───── MATERIAL FOR THIS TASK ─────

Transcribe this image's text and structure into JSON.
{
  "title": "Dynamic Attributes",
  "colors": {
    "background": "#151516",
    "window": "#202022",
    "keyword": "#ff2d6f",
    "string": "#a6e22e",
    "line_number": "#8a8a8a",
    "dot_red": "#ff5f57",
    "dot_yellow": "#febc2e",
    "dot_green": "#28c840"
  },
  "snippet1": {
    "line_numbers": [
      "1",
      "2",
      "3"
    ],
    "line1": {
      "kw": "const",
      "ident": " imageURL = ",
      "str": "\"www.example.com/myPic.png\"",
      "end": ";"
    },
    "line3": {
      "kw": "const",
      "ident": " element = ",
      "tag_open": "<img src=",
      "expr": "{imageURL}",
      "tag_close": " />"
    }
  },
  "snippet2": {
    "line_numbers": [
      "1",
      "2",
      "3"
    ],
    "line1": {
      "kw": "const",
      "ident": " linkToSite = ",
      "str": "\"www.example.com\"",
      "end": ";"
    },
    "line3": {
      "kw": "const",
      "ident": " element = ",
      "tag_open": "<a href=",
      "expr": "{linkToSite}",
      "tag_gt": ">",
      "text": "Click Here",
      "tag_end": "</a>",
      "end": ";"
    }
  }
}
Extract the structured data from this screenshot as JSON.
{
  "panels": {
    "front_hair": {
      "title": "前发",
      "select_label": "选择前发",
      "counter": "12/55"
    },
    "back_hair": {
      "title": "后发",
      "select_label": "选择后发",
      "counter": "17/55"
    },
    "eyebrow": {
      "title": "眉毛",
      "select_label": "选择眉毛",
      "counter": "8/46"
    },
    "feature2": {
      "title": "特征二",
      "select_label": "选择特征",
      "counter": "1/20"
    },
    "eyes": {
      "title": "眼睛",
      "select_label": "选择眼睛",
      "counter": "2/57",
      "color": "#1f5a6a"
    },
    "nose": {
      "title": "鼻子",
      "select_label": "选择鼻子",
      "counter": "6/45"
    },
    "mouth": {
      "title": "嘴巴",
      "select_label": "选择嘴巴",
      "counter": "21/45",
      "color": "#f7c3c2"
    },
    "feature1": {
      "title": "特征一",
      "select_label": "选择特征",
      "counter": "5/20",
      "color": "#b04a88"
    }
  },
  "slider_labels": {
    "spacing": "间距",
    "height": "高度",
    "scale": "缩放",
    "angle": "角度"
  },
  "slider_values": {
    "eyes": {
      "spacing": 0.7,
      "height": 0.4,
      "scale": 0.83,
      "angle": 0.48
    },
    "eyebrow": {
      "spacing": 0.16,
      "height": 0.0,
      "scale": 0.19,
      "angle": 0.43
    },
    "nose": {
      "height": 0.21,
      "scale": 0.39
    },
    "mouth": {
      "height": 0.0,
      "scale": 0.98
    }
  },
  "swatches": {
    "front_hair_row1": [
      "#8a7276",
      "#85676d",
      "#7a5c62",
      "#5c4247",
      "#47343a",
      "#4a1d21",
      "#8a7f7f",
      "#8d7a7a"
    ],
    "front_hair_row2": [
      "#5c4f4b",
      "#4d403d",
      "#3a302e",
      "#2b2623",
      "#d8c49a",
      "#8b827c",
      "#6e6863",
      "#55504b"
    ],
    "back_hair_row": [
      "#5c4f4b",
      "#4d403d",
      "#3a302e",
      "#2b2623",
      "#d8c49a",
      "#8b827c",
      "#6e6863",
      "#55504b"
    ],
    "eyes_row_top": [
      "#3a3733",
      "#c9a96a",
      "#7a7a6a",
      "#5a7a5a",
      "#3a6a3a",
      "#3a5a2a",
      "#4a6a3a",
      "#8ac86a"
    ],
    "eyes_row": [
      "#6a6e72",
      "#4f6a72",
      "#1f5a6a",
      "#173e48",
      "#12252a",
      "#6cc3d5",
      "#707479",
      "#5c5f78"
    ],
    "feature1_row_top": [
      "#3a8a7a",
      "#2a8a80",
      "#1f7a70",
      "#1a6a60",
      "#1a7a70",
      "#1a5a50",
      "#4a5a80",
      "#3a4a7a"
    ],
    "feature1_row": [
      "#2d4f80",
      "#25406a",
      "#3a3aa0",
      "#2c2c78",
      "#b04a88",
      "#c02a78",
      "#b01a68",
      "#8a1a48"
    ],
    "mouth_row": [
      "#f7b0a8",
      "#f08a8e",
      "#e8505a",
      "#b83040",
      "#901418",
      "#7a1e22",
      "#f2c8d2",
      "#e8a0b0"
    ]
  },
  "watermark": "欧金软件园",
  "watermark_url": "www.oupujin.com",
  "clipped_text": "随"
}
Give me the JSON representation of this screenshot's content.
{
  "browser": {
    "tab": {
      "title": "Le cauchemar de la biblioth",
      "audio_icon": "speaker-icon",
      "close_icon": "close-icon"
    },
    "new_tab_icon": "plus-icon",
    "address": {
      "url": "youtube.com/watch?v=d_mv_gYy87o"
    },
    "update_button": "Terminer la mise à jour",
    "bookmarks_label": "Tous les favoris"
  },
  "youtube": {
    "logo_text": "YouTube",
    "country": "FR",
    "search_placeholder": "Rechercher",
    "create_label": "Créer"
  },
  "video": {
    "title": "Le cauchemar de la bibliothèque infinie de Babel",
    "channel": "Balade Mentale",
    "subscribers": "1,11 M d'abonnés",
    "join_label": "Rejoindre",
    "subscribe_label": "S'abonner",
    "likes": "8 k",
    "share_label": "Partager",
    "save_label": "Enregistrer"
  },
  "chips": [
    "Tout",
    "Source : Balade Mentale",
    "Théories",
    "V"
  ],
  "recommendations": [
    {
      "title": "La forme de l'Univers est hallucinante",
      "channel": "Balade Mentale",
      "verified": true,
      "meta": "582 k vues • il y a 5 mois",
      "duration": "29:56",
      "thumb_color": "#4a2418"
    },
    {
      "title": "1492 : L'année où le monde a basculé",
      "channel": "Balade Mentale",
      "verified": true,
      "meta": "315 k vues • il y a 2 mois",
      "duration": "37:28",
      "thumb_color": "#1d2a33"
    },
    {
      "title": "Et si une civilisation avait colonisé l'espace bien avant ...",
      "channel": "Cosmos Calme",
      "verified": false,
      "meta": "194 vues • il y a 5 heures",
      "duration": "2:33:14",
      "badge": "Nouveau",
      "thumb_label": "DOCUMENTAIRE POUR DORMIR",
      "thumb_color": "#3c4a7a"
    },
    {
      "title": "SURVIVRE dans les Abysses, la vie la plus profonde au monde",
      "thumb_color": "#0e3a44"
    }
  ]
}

─────

_PROBLEM TO SOLVE_
Return all of the data word for word.

_THE OUTPUT_
Transcribe this image's text and structure into JSON.
{
  "title": "Dynamic Attributes",
  "colors": {
    "background": "#151516",
    "window": "#202022",
    "keyword": "#ff2d6f",
    "string": "#a6e22e",
    "line_number": "#8a8a8a",
    "dot_red": "#ff5f57",
    "dot_yellow": "#febc2e",
    "dot_green": "#28c840"
  },
  "snippet1": {
    "line_numbers": [
      "1",
      "2",
      "3"
    ],
    "line1": {
      "kw": "const",
      "ident": " imageURL = ",
      "str": "\"www.example.com/myPic.png\"",
      "end": ";"
    },
    "line3": {
      "kw": "const",
      "ident": " element = ",
      "tag_open": "<img src=",
      "expr": "{imageURL}",
      "tag_close": " />"
    }
  },
  "snippet2": {
    "line_numbers": [
      "1",
      "2",
      "3"
    ],
    "line1": {
      "kw": "const",
      "ident": " linkToSite = ",
      "str": "\"www.example.com\"",
      "end": ";"
    },
    "line3": {
      "kw": "const",
      "ident": " element = ",
      "tag_open": "<a href=",
      "expr": "{linkToSite}",
      "tag_gt": ">",
      "text": "Click Here",
      "tag_end": "</a>",
      "end": ";"
    }
  }
}
Extract the structured data from this screenshot as JSON.
{
  "panels": {
    "front_hair": {
      "title": "前发",
      "select_label": "选择前发",
      "counter": "12/55"
    },
    "back_hair": {
      "title": "后发",
      "select_label": "选择后发",
      "counter": "17/55"
    },
    "eyebrow": {
      "title": "眉毛",
      "select_label": "选择眉毛",
      "counter": "8/46"
    },
    "feature2": {
      "title": "特征二",
      "select_label": "选择特征",
      "counter": "1/20"
    },
    "eyes": {
      "title": "眼睛",
      "select_label": "选择眼睛",
      "counter": "2/57",
      "color": "#1f5a6a"
    },
    "nose": {
      "title": "鼻子",
      "select_label": "选择鼻子",
      "counter": "6/45"
    },
    "mouth": {
      "title": "嘴巴",
      "select_label": "选择嘴巴",
      "counter": "21/45",
      "color": "#f7c3c2"
    },
    "feature1": {
      "title": "特征一",
      "select_label": "选择特征",
      "counter": "5/20",
      "color": "#b04a88"
    }
  },
  "slider_labels": {
    "spacing": "间距",
    "height": "高度",
    "scale": "缩放",
    "angle": "角度"
  },
  "slider_values": {
    "eyes": {
      "spacing": 0.7,
      "height": 0.4,
      "scale": 0.83,
      "angle": 0.48
    },
    "eyebrow": {
      "spacing": 0.16,
      "height": 0.0,
      "scale": 0.19,
      "angle": 0.43
    },
    "nose": {
      "height": 0.21,
      "scale": 0.39
    },
    "mouth": {
      "height": 0.0,
      "scale": 0.98
    }
  },
  "swatches": {
    "front_hair_row1": [
      "#8a7276",
      "#85676d",
      "#7a5c62",
      "#5c4247",
      "#47343a",
      "#4a1d21",
      "#8a7f7f",
      "#8d7a7a"
    ],
    "front_hair_row2": [
      "#5c4f4b",
      "#4d403d",
      "#3a302e",
      "#2b2623",
      "#d8c49a",
      "#8b827c",
      "#6e6863",
      "#55504b"
    ],
    "back_hair_row": [
      "#5c4f4b",
      "#4d403d",
      "#3a302e",
      "#2b2623",
      "#d8c49a",
      "#8b827c",
      "#6e6863",
      "#55504b"
    ],
    "eyes_row_top": [
      "#3a3733",
      "#c9a96a",
      "#7a7a6a",
      "#5a7a5a",
      "#3a6a3a",
      "#3a5a2a",
      "#4a6a3a",
      "#8ac86a"
    ],
    "eyes_row": [
      "#6a6e72",
      "#4f6a72",
      "#1f5a6a",
      "#173e48",
      "#12252a",
      "#6cc3d5",
      "#707479",
      "#5c5f78"
    ],
    "feature1_row_top": [
      "#3a8a7a",
      "#2a8a80",
      "#1f7a70",
      "#1a6a60",
      "#1a7a70",
      "#1a5a50",
      "#4a5a80",
      "#3a4a7a"
    ],
    "feature1_row": [
      "#2d4f80",
      "#25406a",
      "#3a3aa0",
      "#2c2c78",
      "#b04a88",
      "#c02a78",
      "#b01a68",
      "#8a1a48"
    ],
    "mouth_row": [
      "#f7b0a8",
      "#f08a8e",
      "#e8505a",
      "#b83040",
      "#901418",
      "#7a1e22",
      "#f2c8d2",
      "#e8a0b0"
    ]
  },
  "watermark": "欧金软件园",
  "watermark_url": "www.oupujin.com",
  "clipped_text": "随"
}
Give me the JSON representation of this screenshot's content.
{
  "browser": {
    "tab": {
      "title": "Le cauchemar de la biblioth",
      "audio_icon": "speaker-icon",
      "close_icon": "close-icon"
    },
    "new_tab_icon": "plus-icon",
    "address": {
      "url": "youtube.com/watch?v=d_mv_gYy87o"
    },
    "update_button": "Terminer la mise à jour",
    "bookmarks_label": "Tous les favoris"
  },
  "youtube": {
    "logo_text": "YouTube",
    "country": "FR",
    "search_placeholder": "Rechercher",
    "create_label": "Créer"
  },
  "video": {
    "title": "Le cauchemar de la bibliothèque infinie de Babel",
    "channel": "Balade Mentale",
    "subscribers": "1,11 M d'abonnés",
    "join_label": "Rejoindre",
    "subscribe_label": "S'abonner",
    "likes": "8 k",
    "share_label": "Partager",
    "save_label": "Enregistrer"
  },
  "chips": [
    "Tout",
    "Source : Balade Mentale",
    "Théories",
    "V"
  ],
  "recommendations": [
    {
      "title": "La forme de l'Univers est hallucinante",
      "channel": "Balade Mentale",
      "verified": true,
      "meta": "582 k vues • il y a 5 mois",
      "duration": "29:56",
      "thumb_color": "#4a2418"
    },
    {
      "title": "1492 : L'année où le monde a basculé",
      "channel": "Balade Mentale",
      "verified": true,
      "meta": "315 k vues • il y a 2 mois",
      "duration": "37:28",
      "thumb_color": "#1d2a33"
    },
    {
      "title": "Et si une civilisation avait colonisé l'espace bien avant ...",
      "channel": "Cosmos Calme",
      "verified": false,
      "meta": "194 vues • il y a 5 heures",
      "duration": "2:33:14",
      "badge": "Nouveau",
      "thumb_label": "DOCUMENTAIRE POUR DORMIR",
      "thumb_color": "#3c4a7a"
    },
    {
      "title": "SURVIVRE dans les Abysses, la vie la plus profonde au monde",
      "thumb_color": "#0e3a44"
    }
  ]
}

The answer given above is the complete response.